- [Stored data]

_ _ _ _

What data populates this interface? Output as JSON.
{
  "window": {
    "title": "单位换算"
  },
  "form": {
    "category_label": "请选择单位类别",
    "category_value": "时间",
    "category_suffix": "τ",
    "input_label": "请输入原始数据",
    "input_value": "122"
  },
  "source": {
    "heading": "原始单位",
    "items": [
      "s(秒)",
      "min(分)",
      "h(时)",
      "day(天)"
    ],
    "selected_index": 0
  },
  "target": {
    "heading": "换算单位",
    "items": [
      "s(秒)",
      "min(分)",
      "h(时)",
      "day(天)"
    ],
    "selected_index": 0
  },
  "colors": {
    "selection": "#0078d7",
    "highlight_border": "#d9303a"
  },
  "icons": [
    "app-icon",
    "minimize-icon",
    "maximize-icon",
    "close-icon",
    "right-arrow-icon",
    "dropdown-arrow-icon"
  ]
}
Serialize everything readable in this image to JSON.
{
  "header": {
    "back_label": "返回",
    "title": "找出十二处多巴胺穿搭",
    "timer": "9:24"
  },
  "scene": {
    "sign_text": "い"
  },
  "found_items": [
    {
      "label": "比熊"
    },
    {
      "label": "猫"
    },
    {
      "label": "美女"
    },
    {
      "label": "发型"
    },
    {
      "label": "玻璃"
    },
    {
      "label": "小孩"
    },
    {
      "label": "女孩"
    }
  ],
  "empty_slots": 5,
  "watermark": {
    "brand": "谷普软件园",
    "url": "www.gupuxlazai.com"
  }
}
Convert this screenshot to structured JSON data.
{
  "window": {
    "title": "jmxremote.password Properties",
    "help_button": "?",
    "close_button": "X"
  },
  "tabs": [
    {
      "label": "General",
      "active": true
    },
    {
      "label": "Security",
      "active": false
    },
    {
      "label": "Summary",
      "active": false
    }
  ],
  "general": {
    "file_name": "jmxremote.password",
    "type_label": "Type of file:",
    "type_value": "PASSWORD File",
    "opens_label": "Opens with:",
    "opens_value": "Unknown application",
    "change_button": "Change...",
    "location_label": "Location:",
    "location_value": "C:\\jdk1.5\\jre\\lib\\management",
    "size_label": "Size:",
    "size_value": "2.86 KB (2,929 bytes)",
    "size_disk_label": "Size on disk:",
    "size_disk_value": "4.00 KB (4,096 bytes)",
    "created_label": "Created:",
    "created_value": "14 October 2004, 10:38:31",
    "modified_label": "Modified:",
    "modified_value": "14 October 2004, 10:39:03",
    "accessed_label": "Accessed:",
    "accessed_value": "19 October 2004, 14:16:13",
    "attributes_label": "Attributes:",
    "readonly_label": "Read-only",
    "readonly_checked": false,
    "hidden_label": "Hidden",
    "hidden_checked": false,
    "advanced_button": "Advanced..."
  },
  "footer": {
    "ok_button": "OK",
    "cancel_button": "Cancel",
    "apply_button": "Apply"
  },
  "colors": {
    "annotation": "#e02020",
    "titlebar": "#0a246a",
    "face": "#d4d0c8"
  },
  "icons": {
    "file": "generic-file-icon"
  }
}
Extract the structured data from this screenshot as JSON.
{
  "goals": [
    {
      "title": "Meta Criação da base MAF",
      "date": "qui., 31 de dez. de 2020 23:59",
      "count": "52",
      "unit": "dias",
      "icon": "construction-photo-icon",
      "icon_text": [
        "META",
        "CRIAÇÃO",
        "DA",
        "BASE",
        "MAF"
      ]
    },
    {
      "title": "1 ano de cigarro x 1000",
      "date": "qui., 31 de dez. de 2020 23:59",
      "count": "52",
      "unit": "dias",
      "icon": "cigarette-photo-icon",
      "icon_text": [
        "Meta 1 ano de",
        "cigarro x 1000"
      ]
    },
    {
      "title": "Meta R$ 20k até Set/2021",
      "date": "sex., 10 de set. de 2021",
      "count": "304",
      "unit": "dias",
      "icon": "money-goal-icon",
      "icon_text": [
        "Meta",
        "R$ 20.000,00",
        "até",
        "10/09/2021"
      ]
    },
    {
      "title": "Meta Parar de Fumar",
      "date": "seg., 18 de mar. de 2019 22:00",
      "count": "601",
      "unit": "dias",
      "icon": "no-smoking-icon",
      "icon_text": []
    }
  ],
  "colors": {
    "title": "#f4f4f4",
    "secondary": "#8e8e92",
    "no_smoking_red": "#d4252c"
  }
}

_ _ _ _

- [Brief]
Repeat the data in its entirety, character for character.

- [Task solution]
What data populates this interface? Output as JSON.
{
  "window": {
    "title": "单位换算"
  },
  "form": {
    "category_label": "请选择单位类别",
    "category_value": "时间",
    "category_suffix": "τ",
    "input_label": "请输入原始数据",
    "input_value": "122"
  },
  "source": {
    "heading": "原始单位",
    "items": [
      "s(秒)",
      "min(分)",
      "h(时)",
      "day(天)"
    ],
    "selected_index": 0
  },
  "target": {
    "heading": "换算单位",
    "items": [
      "s(秒)",
      "min(分)",
      "h(时)",
      "day(天)"
    ],
    "selected_index": 0
  },
  "colors": {
    "selection": "#0078d7",
    "highlight_border": "#d9303a"
  },
  "icons": [
    "app-icon",
    "minimize-icon",
    "maximize-icon",
    "close-icon",
    "right-arrow-icon",
    "dropdown-arrow-icon"
  ]
}
Serialize everything readable in this image to JSON.
{
  "header": {
    "back_label": "返回",
    "title": "找出十二处多巴胺穿搭",
    "timer": "9:24"
  },
  "scene": {
    "sign_text": "い"
  },
  "found_items": [
    {
      "label": "比熊"
    },
    {
      "label": "猫"
    },
    {
      "label": "美女"
    },
    {
      "label": "发型"
    },
    {
      "label": "玻璃"
    },
    {
      "label": "小孩"
    },
    {
      "label": "女孩"
    }
  ],
  "empty_slots": 5,
  "watermark": {
    "brand": "谷普软件园",
    "url": "www.gupuxlazai.com"
  }
}
Convert this screenshot to structured JSON data.
{
  "window": {
    "title": "jmxremote.password Properties",
    "help_button": "?",
    "close_button": "X"
  },
  "tabs": [
    {
      "label": "General",
      "active": true
    },
    {
      "label": "Security",
      "active": false
    },
    {
      "label": "Summary",
      "active": false
    }
  ],
  "general": {
    "file_name": "jmxremote.password",
    "type_label": "Type of file:",
    "type_value": "PASSWORD File",
    "opens_label": "Opens with:",
    "opens_value": "Unknown application",
    "change_button": "Change...",
    "location_label": "Location:",
    "location_value": "C:\\jdk1.5\\jre\\lib\\management",
    "size_label": "Size:",
    "size_value": "2.86 KB (2,929 bytes)",
    "size_disk_label": "Size on disk:",
    "size_disk_value": "4.00 KB (4,096 bytes)",
    "created_label": "Created:",
    "created_value": "14 October 2004, 10:38:31",
    "modified_label": "Modified:",
    "modified_value": "14 October 2004, 10:39:03",
    "accessed_label": "Accessed:",
    "accessed_value": "19 October 2004, 14:16:13",
    "attributes_label": "Attributes:",
    "readonly_label": "Read-only",
    "readonly_checked": false,
    "hidden_label": "Hidden",
    "hidden_checked": false,
    "advanced_button": "Advanced..."
  },
  "footer": {
    "ok_button": "OK",
    "cancel_button": "Cancel",
    "apply_button": "Apply"
  },
  "colors": {
    "annotation": "#e02020",
    "titlebar": "#0a246a",
    "face": "#d4d0c8"
  },
  "icons": {
    "file": "generic-file-icon"
  }
}
Extract the structured data from this screenshot as JSON.
{
  "goals": [
    {
      "title": "Meta Criação da base MAF",
      "date": "qui., 31 de dez. de 2020 23:59",
      "count": "52",
      "unit": "dias",
      "icon": "construction-photo-icon",
      "icon_text": [
        "META",
        "CRIAÇÃO",
        "DA",
        "BASE",
        "MAF"
      ]
    },
    {
      "title": "1 ano de cigarro x 1000",
      "date": "qui., 31 de dez. de 2020 23:59",
      "count": "52",
      "unit": "dias",
      "icon": "cigarette-photo-icon",
      "icon_text": [
        "Meta 1 ano de",
        "cigarro x 1000"
      ]
    },
    {
      "title": "Meta R$ 20k até Set/2021",
      "date": "sex., 10 de set. de 2021",
      "count": "304",
      "unit": "dias",
      "icon": "money-goal-icon",
      "icon_text": [
        "Meta",
        "R$ 20.000,00",
        "até",
        "10/09/2021"
      ]
    },
    {
      "title": "Meta Parar de Fumar",
      "date": "seg., 18 de mar. de 2019 22:00",
      "count": "601",
      "unit": "dias",
      "icon": "no-smoking-icon",
      "icon_text": []
    }
  ],
  "colors": {
    "title": "#f4f4f4",
    "secondary": "#8e8e92",
    "no_smoking_red": "#d4252c"
  }
}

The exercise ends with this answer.